Given exercise: Please set down all the lines beneath this one exactly, without the pictures.

──────── Exercise materials ────────

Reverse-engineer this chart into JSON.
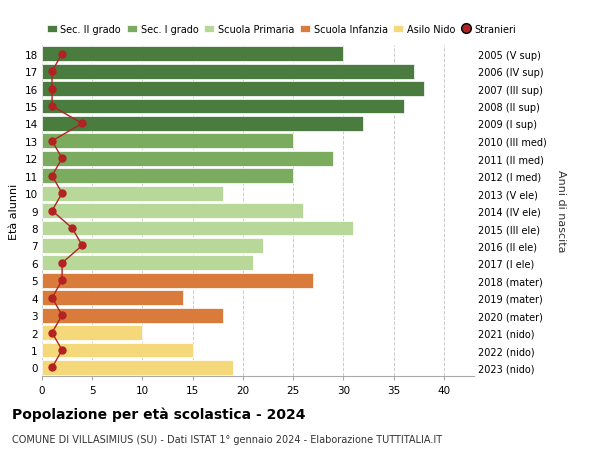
{
  "ages": [
    18,
    17,
    16,
    15,
    14,
    13,
    12,
    11,
    10,
    9,
    8,
    7,
    6,
    5,
    4,
    3,
    2,
    1,
    0
  ],
  "values": [
    30,
    37,
    38,
    36,
    32,
    25,
    29,
    25,
    18,
    26,
    31,
    22,
    21,
    27,
    14,
    18,
    10,
    15,
    19
  ],
  "stranieri": [
    2,
    1,
    1,
    1,
    4,
    1,
    2,
    1,
    2,
    1,
    3,
    4,
    2,
    2,
    1,
    2,
    1,
    2,
    1
  ],
  "right_labels": [
    "2005 (V sup)",
    "2006 (IV sup)",
    "2007 (III sup)",
    "2008 (II sup)",
    "2009 (I sup)",
    "2010 (III med)",
    "2011 (II med)",
    "2012 (I med)",
    "2013 (V ele)",
    "2014 (IV ele)",
    "2015 (III ele)",
    "2016 (II ele)",
    "2017 (I ele)",
    "2018 (mater)",
    "2019 (mater)",
    "2020 (mater)",
    "2021 (nido)",
    "2022 (nido)",
    "2023 (nido)"
  ],
  "bar_colors": [
    "#4a7c3f",
    "#4a7c3f",
    "#4a7c3f",
    "#4a7c3f",
    "#4a7c3f",
    "#7aab5e",
    "#7aab5e",
    "#7aab5e",
    "#b8d89a",
    "#b8d89a",
    "#b8d89a",
    "#b8d89a",
    "#b8d89a",
    "#d97b3a",
    "#d97b3a",
    "#d97b3a",
    "#f5d87a",
    "#f5d87a",
    "#f5d87a"
  ],
  "legend_labels": [
    "Sec. II grado",
    "Sec. I grado",
    "Scuola Primaria",
    "Scuola Infanzia",
    "Asilo Nido",
    "Stranieri"
  ],
  "legend_colors": [
    "#4a7c3f",
    "#7aab5e",
    "#b8d89a",
    "#d97b3a",
    "#f5d87a",
    "#b22222"
  ],
  "title": "Popolazione per età scolastica - 2024",
  "subtitle": "COMUNE DI VILLASIMIUS (SU) - Dati ISTAT 1° gennaio 2024 - Elaborazione TUTTITALIA.IT",
  "ylabel_left": "Età alunni",
  "ylabel_right": "Anni di nascita",
  "xlim": [
    0,
    43
  ],
  "ylim": [
    -0.5,
    18.5
  ],
  "xticks": [
    0,
    5,
    10,
    15,
    20,
    25,
    30,
    35,
    40
  ],
  "stranieri_color": "#b22222",
  "bg_color": "#ffffff",
  "grid_color": "#cccccc"
}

────────

Response below:
Reverse-engineer this chart into JSON.
{
  "ages": [
    18,
    17,
    16,
    15,
    14,
    13,
    12,
    11,
    10,
    9,
    8,
    7,
    6,
    5,
    4,
    3,
    2,
    1,
    0
  ],
  "values": [
    30,
    37,
    38,
    36,
    32,
    25,
    29,
    25,
    18,
    26,
    31,
    22,
    21,
    27,
    14,
    18,
    10,
    15,
    19
  ],
  "stranieri": [
    2,
    1,
    1,
    1,
    4,
    1,
    2,
    1,
    2,
    1,
    3,
    4,
    2,
    2,
    1,
    2,
    1,
    2,
    1
  ],
  "right_labels": [
    "2005 (V sup)",
    "2006 (IV sup)",
    "2007 (III sup)",
    "2008 (II sup)",
    "2009 (I sup)",
    "2010 (III med)",
    "2011 (II med)",
    "2012 (I med)",
    "2013 (V ele)",
    "2014 (IV ele)",
    "2015 (III ele)",
    "2016 (II ele)",
    "2017 (I ele)",
    "2018 (mater)",
    "2019 (mater)",
    "2020 (mater)",
    "2021 (nido)",
    "2022 (nido)",
    "2023 (nido)"
  ],
  "bar_colors": [
    "#4a7c3f",
    "#4a7c3f",
    "#4a7c3f",
    "#4a7c3f",
    "#4a7c3f",
    "#7aab5e",
    "#7aab5e",
    "#7aab5e",
    "#b8d89a",
    "#b8d89a",
    "#b8d89a",
    "#b8d89a",
    "#b8d89a",
    "#d97b3a",
    "#d97b3a",
    "#d97b3a",
    "#f5d87a",
    "#f5d87a",
    "#f5d87a"
  ],
  "legend_labels": [
    "Sec. II grado",
    "Sec. I grado",
    "Scuola Primaria",
    "Scuola Infanzia",
    "Asilo Nido",
    "Stranieri"
  ],
  "legend_colors": [
    "#4a7c3f",
    "#7aab5e",
    "#b8d89a",
    "#d97b3a",
    "#f5d87a",
    "#b22222"
  ],
  "title": "Popolazione per età scolastica - 2024",
  "subtitle": "COMUNE DI VILLASIMIUS (SU) - Dati ISTAT 1° gennaio 2024 - Elaborazione TUTTITALIA.IT",
  "ylabel_left": "Età alunni",
  "ylabel_right": "Anni di nascita",
  "xlim": [
    0,
    43
  ],
  "ylim": [
    -0.5,
    18.5
  ],
  "xticks": [
    0,
    5,
    10,
    15,
    20,
    25,
    30,
    35,
    40
  ],
  "stranieri_color": "#b22222",
  "bg_color": "#ffffff",
  "grid_color": "#cccccc"
}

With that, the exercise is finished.